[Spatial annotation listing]
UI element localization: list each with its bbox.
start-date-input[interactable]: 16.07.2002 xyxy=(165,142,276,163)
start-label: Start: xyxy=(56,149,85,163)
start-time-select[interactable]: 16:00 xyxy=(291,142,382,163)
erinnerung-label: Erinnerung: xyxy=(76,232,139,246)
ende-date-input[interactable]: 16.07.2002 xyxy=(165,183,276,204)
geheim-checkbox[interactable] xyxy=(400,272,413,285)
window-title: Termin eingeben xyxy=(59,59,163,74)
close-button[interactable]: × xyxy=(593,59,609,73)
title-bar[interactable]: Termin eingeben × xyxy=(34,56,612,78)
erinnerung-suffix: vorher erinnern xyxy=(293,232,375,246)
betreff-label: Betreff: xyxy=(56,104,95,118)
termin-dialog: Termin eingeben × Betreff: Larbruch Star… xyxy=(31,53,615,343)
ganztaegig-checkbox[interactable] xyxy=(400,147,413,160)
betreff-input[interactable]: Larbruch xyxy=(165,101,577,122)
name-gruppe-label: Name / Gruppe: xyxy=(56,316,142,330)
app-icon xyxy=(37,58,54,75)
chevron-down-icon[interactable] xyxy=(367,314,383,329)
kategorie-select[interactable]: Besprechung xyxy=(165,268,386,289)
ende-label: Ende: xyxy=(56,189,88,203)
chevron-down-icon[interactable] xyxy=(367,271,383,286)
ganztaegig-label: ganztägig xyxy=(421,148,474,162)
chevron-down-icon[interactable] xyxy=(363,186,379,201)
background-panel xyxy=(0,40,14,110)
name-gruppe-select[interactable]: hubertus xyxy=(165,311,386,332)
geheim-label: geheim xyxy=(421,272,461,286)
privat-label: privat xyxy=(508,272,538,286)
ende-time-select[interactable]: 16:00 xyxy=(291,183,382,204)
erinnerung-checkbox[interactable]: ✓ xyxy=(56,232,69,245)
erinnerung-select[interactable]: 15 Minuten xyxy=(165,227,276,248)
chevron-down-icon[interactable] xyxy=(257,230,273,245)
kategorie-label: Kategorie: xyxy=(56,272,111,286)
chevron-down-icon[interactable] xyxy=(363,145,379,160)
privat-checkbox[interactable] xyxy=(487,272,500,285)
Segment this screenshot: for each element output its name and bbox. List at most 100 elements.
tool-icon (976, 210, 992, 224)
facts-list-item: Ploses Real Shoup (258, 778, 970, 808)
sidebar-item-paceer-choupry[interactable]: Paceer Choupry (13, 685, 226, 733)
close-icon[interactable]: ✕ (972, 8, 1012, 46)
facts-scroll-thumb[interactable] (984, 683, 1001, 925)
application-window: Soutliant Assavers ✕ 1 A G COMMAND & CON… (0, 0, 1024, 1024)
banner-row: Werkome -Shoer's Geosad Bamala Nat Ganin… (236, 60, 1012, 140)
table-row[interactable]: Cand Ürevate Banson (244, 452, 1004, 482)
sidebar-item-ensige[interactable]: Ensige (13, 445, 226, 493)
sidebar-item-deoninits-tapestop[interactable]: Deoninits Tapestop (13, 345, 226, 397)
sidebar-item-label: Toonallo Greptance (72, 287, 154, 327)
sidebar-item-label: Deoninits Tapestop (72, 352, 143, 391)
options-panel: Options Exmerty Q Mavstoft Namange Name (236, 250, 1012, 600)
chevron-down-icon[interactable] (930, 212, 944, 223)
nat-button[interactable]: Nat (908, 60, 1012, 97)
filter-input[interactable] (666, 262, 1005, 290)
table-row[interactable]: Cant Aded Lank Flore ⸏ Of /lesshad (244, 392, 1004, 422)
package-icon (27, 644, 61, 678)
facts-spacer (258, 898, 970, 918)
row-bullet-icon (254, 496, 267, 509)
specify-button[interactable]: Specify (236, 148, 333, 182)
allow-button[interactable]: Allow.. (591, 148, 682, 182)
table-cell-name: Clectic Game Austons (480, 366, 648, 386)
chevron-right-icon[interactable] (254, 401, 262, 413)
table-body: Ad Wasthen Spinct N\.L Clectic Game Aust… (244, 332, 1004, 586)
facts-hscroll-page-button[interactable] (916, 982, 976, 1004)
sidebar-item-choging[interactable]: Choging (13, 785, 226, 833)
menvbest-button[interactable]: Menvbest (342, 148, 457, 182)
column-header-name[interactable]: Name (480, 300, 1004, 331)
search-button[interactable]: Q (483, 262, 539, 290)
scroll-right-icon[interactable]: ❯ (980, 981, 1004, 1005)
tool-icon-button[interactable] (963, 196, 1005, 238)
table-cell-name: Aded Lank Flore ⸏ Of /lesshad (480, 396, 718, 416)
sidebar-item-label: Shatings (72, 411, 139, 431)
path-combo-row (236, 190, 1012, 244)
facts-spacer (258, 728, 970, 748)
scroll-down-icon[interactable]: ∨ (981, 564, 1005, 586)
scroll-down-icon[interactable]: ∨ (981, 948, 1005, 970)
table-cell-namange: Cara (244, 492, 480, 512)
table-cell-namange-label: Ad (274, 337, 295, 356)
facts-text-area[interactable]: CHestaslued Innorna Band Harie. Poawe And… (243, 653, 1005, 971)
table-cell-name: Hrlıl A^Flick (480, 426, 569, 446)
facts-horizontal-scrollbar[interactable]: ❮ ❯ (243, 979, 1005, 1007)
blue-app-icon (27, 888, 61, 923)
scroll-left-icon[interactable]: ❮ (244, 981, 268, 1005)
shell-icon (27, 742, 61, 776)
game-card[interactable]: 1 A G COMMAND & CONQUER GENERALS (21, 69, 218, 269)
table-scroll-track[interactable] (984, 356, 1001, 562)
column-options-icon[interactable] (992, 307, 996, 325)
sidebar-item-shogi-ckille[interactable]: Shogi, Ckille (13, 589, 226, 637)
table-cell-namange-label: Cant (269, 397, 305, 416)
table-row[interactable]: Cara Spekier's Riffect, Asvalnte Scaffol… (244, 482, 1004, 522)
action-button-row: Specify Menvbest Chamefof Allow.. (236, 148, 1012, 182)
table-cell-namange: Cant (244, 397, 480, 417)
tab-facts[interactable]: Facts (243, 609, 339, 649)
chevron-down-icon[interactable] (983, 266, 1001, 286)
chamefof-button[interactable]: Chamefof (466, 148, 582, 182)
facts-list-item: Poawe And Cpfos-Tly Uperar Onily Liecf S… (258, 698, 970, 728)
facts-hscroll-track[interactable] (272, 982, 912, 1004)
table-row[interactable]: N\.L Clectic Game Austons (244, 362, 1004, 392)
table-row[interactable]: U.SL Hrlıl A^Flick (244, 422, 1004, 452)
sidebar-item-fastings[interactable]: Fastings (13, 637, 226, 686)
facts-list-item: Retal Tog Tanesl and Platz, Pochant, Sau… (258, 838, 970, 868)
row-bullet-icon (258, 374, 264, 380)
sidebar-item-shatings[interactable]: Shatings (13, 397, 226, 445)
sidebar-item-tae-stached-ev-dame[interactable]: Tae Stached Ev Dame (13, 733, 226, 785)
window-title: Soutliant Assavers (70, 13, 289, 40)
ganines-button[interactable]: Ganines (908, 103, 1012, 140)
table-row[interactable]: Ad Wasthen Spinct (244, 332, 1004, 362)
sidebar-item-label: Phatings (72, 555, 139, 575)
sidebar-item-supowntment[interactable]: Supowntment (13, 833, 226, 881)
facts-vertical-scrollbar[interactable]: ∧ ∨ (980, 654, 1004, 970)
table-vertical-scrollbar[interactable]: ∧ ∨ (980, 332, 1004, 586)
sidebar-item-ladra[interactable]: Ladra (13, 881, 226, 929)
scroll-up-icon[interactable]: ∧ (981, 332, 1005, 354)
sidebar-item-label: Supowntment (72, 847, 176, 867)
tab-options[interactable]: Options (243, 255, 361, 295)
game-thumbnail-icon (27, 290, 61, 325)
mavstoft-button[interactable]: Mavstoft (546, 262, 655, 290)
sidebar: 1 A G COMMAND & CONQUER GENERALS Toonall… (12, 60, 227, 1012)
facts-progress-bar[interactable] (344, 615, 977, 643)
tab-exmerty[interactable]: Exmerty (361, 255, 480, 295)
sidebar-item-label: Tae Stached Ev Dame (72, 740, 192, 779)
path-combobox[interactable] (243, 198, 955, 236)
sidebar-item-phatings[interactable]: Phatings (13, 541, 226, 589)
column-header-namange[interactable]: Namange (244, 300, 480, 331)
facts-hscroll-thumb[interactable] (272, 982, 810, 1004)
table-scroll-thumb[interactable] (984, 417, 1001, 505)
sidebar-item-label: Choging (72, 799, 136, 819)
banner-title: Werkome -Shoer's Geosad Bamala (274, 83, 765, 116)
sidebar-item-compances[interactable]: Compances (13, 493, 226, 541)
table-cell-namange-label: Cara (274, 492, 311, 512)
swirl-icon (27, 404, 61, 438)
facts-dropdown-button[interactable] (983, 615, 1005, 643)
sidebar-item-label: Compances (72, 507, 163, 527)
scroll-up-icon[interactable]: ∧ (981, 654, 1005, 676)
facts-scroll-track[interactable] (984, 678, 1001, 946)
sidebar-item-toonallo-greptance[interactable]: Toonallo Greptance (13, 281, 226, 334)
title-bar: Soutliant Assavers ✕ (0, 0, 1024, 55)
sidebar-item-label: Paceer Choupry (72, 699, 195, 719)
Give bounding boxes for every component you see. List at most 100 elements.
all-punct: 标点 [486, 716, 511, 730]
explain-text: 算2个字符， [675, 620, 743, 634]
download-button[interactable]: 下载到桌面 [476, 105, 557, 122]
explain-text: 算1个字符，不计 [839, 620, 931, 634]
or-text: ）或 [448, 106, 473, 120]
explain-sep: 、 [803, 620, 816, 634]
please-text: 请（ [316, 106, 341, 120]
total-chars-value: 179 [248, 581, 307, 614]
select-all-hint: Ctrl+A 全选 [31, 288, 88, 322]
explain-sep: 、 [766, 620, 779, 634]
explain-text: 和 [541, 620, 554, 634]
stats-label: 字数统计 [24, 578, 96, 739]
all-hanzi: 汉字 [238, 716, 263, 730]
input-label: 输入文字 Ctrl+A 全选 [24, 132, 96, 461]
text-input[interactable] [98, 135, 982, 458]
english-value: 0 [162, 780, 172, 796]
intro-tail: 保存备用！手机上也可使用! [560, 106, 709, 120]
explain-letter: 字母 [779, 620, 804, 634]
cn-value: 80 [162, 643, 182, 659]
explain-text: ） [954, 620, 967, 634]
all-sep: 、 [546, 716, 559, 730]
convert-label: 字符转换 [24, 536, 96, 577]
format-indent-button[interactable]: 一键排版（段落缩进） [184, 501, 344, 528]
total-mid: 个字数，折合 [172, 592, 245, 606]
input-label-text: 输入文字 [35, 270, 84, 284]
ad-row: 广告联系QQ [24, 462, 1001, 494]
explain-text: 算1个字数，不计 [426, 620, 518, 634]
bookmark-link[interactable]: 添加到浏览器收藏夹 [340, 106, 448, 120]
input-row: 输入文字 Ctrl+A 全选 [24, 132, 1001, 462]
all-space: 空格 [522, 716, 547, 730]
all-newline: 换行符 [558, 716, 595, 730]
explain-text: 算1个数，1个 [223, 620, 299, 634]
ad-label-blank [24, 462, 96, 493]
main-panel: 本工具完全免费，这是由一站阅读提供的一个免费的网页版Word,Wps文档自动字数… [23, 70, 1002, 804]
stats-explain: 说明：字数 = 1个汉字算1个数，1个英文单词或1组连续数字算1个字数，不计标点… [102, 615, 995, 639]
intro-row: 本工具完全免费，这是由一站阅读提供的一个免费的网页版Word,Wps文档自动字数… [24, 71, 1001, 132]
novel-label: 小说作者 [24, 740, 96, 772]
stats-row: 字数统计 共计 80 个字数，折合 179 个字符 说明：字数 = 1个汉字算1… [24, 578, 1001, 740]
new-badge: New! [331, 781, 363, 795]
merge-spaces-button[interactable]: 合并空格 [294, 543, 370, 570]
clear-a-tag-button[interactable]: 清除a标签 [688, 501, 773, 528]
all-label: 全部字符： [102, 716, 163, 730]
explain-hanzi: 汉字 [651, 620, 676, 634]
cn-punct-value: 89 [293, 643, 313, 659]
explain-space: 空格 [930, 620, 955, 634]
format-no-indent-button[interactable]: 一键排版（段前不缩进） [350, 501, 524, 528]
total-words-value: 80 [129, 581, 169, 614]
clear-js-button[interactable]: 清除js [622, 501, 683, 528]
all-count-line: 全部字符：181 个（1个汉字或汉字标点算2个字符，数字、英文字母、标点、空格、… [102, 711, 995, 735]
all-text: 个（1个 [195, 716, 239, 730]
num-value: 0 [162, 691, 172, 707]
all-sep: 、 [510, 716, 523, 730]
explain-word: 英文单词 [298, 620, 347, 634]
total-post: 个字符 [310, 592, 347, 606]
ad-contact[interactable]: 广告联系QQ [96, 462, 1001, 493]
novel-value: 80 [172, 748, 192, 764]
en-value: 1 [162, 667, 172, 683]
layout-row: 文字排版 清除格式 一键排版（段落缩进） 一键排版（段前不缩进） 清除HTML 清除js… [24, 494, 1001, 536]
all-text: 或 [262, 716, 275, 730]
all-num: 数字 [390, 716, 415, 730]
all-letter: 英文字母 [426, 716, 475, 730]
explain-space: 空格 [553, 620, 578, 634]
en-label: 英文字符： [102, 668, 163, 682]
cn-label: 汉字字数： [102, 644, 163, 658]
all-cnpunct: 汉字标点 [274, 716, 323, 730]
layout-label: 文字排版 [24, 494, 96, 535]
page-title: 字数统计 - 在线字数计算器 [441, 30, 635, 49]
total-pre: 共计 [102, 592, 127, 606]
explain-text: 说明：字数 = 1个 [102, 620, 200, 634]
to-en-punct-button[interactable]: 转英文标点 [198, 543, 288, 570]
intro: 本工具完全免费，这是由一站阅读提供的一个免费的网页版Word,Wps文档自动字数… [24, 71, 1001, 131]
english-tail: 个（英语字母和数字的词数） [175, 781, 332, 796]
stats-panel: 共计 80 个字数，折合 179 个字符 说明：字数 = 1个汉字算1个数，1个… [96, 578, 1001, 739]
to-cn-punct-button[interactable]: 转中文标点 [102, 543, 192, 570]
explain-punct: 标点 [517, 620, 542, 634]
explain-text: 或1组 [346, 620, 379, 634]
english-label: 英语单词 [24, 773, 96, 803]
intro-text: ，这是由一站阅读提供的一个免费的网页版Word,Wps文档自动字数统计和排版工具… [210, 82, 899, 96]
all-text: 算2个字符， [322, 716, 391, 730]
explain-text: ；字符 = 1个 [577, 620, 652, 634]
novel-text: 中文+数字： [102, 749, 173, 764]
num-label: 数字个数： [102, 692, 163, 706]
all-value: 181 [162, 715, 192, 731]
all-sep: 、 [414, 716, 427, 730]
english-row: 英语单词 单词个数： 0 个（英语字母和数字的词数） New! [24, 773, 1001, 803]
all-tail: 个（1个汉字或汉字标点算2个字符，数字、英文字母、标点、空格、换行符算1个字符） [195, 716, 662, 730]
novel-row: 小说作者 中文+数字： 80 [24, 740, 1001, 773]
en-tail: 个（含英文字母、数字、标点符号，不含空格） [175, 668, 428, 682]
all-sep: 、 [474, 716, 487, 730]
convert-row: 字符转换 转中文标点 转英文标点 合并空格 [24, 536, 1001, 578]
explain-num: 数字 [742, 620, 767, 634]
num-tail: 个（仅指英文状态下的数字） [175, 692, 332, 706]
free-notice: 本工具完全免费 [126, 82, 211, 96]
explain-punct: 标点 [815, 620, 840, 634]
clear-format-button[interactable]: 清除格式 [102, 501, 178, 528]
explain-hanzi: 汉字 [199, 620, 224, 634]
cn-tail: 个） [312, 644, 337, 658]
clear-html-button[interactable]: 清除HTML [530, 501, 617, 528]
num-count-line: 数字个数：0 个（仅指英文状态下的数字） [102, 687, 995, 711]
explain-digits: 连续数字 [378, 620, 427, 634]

## What needs to be done
Report how many lines of the listing above contain the string "convert". Give only the number.

## Result below
2